■ TASK DESCRIPTION:
Using the data below, repeat all of it precisely.

(Stored records)
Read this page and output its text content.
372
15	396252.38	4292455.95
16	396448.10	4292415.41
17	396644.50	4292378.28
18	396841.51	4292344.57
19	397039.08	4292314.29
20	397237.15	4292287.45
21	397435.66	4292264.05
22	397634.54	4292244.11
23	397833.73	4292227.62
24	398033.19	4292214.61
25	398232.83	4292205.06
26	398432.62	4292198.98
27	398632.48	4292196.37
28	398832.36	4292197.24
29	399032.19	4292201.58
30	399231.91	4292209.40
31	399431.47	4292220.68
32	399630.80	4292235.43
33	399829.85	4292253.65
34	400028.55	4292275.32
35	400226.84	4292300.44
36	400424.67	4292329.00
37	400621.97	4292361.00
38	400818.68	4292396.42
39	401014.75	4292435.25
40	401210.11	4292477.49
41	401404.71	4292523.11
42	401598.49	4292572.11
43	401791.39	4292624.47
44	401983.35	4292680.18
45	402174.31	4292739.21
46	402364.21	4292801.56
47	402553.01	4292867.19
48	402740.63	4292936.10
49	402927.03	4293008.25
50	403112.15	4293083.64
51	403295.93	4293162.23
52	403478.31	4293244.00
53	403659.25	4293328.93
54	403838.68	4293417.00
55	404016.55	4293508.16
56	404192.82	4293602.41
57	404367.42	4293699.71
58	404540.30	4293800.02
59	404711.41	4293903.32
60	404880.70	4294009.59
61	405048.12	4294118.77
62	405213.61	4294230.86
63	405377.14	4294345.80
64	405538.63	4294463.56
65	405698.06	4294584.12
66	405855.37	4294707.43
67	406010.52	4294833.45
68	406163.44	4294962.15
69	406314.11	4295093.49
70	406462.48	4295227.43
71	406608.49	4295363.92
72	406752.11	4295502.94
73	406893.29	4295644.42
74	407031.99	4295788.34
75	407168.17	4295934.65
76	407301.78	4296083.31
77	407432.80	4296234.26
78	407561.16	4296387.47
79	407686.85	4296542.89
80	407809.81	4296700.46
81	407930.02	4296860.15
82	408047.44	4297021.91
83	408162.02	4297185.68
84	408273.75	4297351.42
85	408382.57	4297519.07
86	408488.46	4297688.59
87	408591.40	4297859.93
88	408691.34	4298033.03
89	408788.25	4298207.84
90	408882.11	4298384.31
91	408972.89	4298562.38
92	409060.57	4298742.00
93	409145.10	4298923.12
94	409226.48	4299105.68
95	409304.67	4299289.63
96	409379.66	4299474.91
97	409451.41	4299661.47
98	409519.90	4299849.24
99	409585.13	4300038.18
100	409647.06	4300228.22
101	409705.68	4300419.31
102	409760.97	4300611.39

■ EXERCISE RESULT:
Read this page and output its text content.
372
15	396252.38	4292455.95
16	396448.10	4292415.41
17	396644.50	4292378.28
18	396841.51	4292344.57
19	397039.08	4292314.29
20	397237.15	4292287.45
21	397435.66	4292264.05
22	397634.54	4292244.11
23	397833.73	4292227.62
24	398033.19	4292214.61
25	398232.83	4292205.06
26	398432.62	4292198.98
27	398632.48	4292196.37
28	398832.36	4292197.24
29	399032.19	4292201.58
30	399231.91	4292209.40
31	399431.47	4292220.68
32	399630.80	4292235.43
33	399829.85	4292253.65
34	400028.55	4292275.32
35	400226.84	4292300.44
36	400424.67	4292329.00
37	400621.97	4292361.00
38	400818.68	4292396.42
39	401014.75	4292435.25
40	401210.11	4292477.49
41	401404.71	4292523.11
42	401598.49	4292572.11
43	401791.39	4292624.47
44	401983.35	4292680.18
45	402174.31	4292739.21
46	402364.21	4292801.56
47	402553.01	4292867.19
48	402740.63	4292936.10
49	402927.03	4293008.25
50	403112.15	4293083.64
51	403295.93	4293162.23
52	403478.31	4293244.00
53	403659.25	4293328.93
54	403838.68	4293417.00
55	404016.55	4293508.16
56	404192.82	4293602.41
57	404367.42	4293699.71
58	404540.30	4293800.02
59	404711.41	4293903.32
60	404880.70	4294009.59
61	405048.12	4294118.77
62	405213.61	4294230.86
63	405377.14	4294345.80
64	405538.63	4294463.56
65	405698.06	4294584.12
66	405855.37	4294707.43
67	406010.52	4294833.45
68	406163.44	4294962.15
69	406314.11	4295093.49
70	406462.48	4295227.43
71	406608.49	4295363.92
72	406752.11	4295502.94
73	406893.29	4295644.42
74	407031.99	4295788.34
75	407168.17	4295934.65
76	407301.78	4296083.31
77	407432.80	4296234.26
78	407561.16	4296387.47
79	407686.85	4296542.89
80	407809.81	4296700.46
81	407930.02	4296860.15
82	408047.44	4297021.91
83	408162.02	4297185.68
84	408273.75	4297351.42
85	408382.57	4297519.07
86	408488.46	4297688.59
87	408591.40	4297859.93
88	408691.34	4298033.03
89	408788.25	4298207.84
90	408882.11	4298384.31
91	408972.89	4298562.38
92	409060.57	4298742.00
93	409145.10	4298923.12
94	409226.48	4299105.68
95	409304.67	4299289.63
96	409379.66	4299474.91
97	409451.41	4299661.47
98	409519.90	4299849.24
99	409585.13	4300038.18
100	409647.06	4300228.22
101	409705.68	4300419.31
102	409760.97	4300611.39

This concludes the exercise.